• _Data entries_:
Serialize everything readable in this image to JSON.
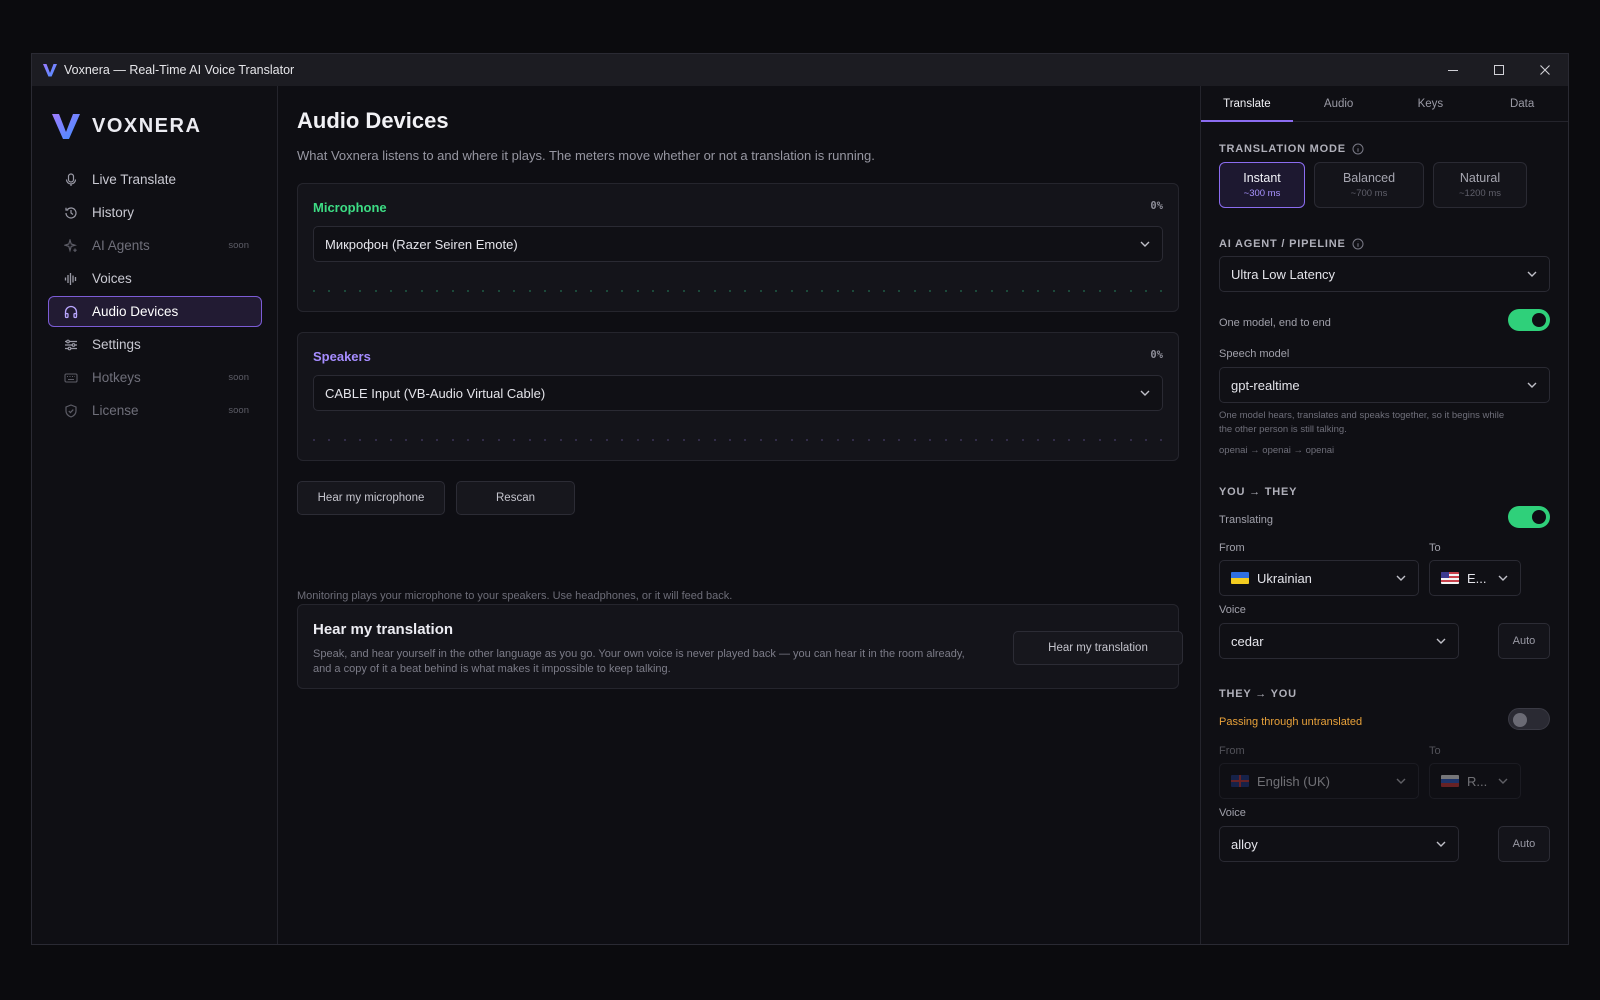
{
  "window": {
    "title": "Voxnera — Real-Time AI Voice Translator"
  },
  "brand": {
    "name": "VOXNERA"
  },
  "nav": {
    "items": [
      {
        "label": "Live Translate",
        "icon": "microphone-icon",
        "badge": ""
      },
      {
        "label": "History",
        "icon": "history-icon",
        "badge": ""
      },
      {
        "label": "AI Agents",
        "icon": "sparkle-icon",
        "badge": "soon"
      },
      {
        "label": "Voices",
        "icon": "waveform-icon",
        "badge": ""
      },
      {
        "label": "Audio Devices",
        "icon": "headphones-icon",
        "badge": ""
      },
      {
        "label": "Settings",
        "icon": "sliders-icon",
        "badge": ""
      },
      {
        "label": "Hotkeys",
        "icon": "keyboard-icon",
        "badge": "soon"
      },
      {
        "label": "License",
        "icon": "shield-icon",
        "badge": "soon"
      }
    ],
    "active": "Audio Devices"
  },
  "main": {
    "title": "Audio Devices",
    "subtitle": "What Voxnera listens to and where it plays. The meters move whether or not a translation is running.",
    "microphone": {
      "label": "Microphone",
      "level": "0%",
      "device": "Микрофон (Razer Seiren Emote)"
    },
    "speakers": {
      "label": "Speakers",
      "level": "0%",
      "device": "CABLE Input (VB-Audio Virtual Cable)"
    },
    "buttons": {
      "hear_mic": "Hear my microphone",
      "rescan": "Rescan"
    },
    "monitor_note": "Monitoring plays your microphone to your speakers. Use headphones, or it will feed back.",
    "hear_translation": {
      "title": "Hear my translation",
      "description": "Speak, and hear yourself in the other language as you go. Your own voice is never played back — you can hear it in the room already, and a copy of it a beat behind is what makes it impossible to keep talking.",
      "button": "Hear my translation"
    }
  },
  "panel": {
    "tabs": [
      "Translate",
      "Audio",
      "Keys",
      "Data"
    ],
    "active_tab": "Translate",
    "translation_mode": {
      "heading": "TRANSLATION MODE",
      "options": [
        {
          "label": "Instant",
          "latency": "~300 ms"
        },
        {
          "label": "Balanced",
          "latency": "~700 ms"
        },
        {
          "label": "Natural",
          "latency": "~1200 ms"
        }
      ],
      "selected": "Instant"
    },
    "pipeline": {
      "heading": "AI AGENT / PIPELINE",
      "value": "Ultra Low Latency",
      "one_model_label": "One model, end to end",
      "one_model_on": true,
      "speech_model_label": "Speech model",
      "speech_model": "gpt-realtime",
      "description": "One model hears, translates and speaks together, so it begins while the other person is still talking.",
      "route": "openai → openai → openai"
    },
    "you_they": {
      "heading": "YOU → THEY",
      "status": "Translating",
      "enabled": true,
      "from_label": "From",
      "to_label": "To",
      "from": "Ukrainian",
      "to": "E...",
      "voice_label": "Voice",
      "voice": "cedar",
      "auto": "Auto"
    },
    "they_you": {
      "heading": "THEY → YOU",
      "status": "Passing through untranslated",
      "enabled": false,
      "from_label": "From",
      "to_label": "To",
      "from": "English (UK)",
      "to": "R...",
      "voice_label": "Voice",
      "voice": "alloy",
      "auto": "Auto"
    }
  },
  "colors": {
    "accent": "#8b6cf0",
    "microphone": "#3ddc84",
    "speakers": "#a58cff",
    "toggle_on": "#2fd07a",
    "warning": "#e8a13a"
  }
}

• _The request_: Quote the preceding listing precisely and completely, omitting its images.

• _The reply_:
Serialize everything readable in this image to JSON.
{
  "window": {
    "title": "Voxnera — Real-Time AI Voice Translator"
  },
  "brand": {
    "name": "VOXNERA"
  },
  "nav": {
    "items": [
      {
        "label": "Live Translate",
        "icon": "microphone-icon",
        "badge": ""
      },
      {
        "label": "History",
        "icon": "history-icon",
        "badge": ""
      },
      {
        "label": "AI Agents",
        "icon": "sparkle-icon",
        "badge": "soon"
      },
      {
        "label": "Voices",
        "icon": "waveform-icon",
        "badge": ""
      },
      {
        "label": "Audio Devices",
        "icon": "headphones-icon",
        "badge": ""
      },
      {
        "label": "Settings",
        "icon": "sliders-icon",
        "badge": ""
      },
      {
        "label": "Hotkeys",
        "icon": "keyboard-icon",
        "badge": "soon"
      },
      {
        "label": "License",
        "icon": "shield-icon",
        "badge": "soon"
      }
    ],
    "active": "Audio Devices"
  },
  "main": {
    "title": "Audio Devices",
    "subtitle": "What Voxnera listens to and where it plays. The meters move whether or not a translation is running.",
    "microphone": {
      "label": "Microphone",
      "level": "0%",
      "device": "Микрофон (Razer Seiren Emote)"
    },
    "speakers": {
      "label": "Speakers",
      "level": "0%",
      "device": "CABLE Input (VB-Audio Virtual Cable)"
    },
    "buttons": {
      "hear_mic": "Hear my microphone",
      "rescan": "Rescan"
    },
    "monitor_note": "Monitoring plays your microphone to your speakers. Use headphones, or it will feed back.",
    "hear_translation": {
      "title": "Hear my translation",
      "description": "Speak, and hear yourself in the other language as you go. Your own voice is never played back — you can hear it in the room already, and a copy of it a beat behind is what makes it impossible to keep talking.",
      "button": "Hear my translation"
    }
  },
  "panel": {
    "tabs": [
      "Translate",
      "Audio",
      "Keys",
      "Data"
    ],
    "active_tab": "Translate",
    "translation_mode": {
      "heading": "TRANSLATION MODE",
      "options": [
        {
          "label": "Instant",
          "latency": "~300 ms"
        },
        {
          "label": "Balanced",
          "latency": "~700 ms"
        },
        {
          "label": "Natural",
          "latency": "~1200 ms"
        }
      ],
      "selected": "Instant"
    },
    "pipeline": {
      "heading": "AI AGENT / PIPELINE",
      "value": "Ultra Low Latency",
      "one_model_label": "One model, end to end",
      "one_model_on": true,
      "speech_model_label": "Speech model",
      "speech_model": "gpt-realtime",
      "description": "One model hears, translates and speaks together, so it begins while the other person is still talking.",
      "route": "openai → openai → openai"
    },
    "you_they": {
      "heading": "YOU → THEY",
      "status": "Translating",
      "enabled": true,
      "from_label": "From",
      "to_label": "To",
      "from": "Ukrainian",
      "to": "E...",
      "voice_label": "Voice",
      "voice": "cedar",
      "auto": "Auto"
    },
    "they_you": {
      "heading": "THEY → YOU",
      "status": "Passing through untranslated",
      "enabled": false,
      "from_label": "From",
      "to_label": "To",
      "from": "English (UK)",
      "to": "R...",
      "voice_label": "Voice",
      "voice": "alloy",
      "auto": "Auto"
    }
  },
  "colors": {
    "accent": "#8b6cf0",
    "microphone": "#3ddc84",
    "speakers": "#a58cff",
    "toggle_on": "#2fd07a",
    "warning": "#e8a13a"
  }
}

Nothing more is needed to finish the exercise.